Request
Transcribe each record below word for word.

Extracted material
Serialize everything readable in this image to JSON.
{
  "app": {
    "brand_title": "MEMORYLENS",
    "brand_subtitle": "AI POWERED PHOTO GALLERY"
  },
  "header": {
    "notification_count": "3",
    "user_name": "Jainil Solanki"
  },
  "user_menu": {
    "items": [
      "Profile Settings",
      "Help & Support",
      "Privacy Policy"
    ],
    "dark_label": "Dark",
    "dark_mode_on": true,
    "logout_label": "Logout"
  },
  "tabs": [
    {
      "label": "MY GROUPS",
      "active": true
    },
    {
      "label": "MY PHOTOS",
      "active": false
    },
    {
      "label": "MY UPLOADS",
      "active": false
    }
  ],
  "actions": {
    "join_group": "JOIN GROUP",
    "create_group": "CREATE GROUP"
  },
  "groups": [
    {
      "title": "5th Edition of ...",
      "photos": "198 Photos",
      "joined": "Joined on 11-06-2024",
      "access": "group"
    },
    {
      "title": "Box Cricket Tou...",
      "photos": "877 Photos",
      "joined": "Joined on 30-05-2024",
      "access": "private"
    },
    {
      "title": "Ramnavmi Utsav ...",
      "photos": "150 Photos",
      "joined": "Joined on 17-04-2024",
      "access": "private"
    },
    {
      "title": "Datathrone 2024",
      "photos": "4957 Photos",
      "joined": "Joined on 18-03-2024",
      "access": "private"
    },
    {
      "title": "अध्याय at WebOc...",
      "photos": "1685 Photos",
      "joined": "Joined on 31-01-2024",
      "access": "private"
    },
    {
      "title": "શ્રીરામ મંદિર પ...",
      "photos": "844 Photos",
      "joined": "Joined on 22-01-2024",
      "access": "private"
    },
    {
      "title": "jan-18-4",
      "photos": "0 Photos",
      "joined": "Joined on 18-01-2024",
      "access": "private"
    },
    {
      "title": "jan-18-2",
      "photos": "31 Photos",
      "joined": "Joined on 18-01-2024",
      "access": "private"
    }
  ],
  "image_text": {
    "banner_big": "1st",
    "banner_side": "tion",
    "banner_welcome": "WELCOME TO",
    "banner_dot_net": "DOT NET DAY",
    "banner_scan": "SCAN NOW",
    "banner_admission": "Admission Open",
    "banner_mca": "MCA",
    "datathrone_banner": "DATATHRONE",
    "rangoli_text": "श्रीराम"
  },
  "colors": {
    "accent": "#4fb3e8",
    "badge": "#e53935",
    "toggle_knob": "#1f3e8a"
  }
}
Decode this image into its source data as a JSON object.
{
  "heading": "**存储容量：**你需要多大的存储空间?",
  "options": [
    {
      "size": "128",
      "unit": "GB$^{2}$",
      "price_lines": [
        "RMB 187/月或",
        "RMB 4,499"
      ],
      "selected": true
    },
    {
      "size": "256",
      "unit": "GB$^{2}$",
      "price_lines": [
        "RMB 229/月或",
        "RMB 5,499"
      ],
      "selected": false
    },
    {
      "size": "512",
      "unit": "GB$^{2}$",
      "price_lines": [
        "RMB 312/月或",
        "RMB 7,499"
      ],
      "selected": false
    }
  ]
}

Written response
Serialize everything readable in this image to JSON.
{
  "app": {
    "brand_title": "MEMORYLENS",
    "brand_subtitle": "AI POWERED PHOTO GALLERY"
  },
  "header": {
    "notification_count": "3",
    "user_name": "Jainil Solanki"
  },
  "user_menu": {
    "items": [
      "Profile Settings",
      "Help & Support",
      "Privacy Policy"
    ],
    "dark_label": "Dark",
    "dark_mode_on": true,
    "logout_label": "Logout"
  },
  "tabs": [
    {
      "label": "MY GROUPS",
      "active": true
    },
    {
      "label": "MY PHOTOS",
      "active": false
    },
    {
      "label": "MY UPLOADS",
      "active": false
    }
  ],
  "actions": {
    "join_group": "JOIN GROUP",
    "create_group": "CREATE GROUP"
  },
  "groups": [
    {
      "title": "5th Edition of ...",
      "photos": "198 Photos",
      "joined": "Joined on 11-06-2024",
      "access": "group"
    },
    {
      "title": "Box Cricket Tou...",
      "photos": "877 Photos",
      "joined": "Joined on 30-05-2024",
      "access": "private"
    },
    {
      "title": "Ramnavmi Utsav ...",
      "photos": "150 Photos",
      "joined": "Joined on 17-04-2024",
      "access": "private"
    },
    {
      "title": "Datathrone 2024",
      "photos": "4957 Photos",
      "joined": "Joined on 18-03-2024",
      "access": "private"
    },
    {
      "title": "अध्याय at WebOc...",
      "photos": "1685 Photos",
      "joined": "Joined on 31-01-2024",
      "access": "private"
    },
    {
      "title": "શ્રીરામ મંદિર પ...",
      "photos": "844 Photos",
      "joined": "Joined on 22-01-2024",
      "access": "private"
    },
    {
      "title": "jan-18-4",
      "photos": "0 Photos",
      "joined": "Joined on 18-01-2024",
      "access": "private"
    },
    {
      "title": "jan-18-2",
      "photos": "31 Photos",
      "joined": "Joined on 18-01-2024",
      "access": "private"
    }
  ],
  "image_text": {
    "banner_big": "1st",
    "banner_side": "tion",
    "banner_welcome": "WELCOME TO",
    "banner_dot_net": "DOT NET DAY",
    "banner_scan": "SCAN NOW",
    "banner_admission": "Admission Open",
    "banner_mca": "MCA",
    "datathrone_banner": "DATATHRONE",
    "rangoli_text": "श्रीराम"
  },
  "colors": {
    "accent": "#4fb3e8",
    "badge": "#e53935",
    "toggle_knob": "#1f3e8a"
  }
}
Decode this image into its source data as a JSON object.
{
  "heading": "**存储容量：**你需要多大的存储空间?",
  "options": [
    {
      "size": "128",
      "unit": "GB$^{2}$",
      "price_lines": [
        "RMB 187/月或",
        "RMB 4,499"
      ],
      "selected": true
    },
    {
      "size": "256",
      "unit": "GB$^{2}$",
      "price_lines": [
        "RMB 229/月或",
        "RMB 5,499"
      ],
      "selected": false
    },
    {
      "size": "512",
      "unit": "GB$^{2}$",
      "price_lines": [
        "RMB 312/月或",
        "RMB 7,499"
      ],
      "selected": false
    }
  ]
}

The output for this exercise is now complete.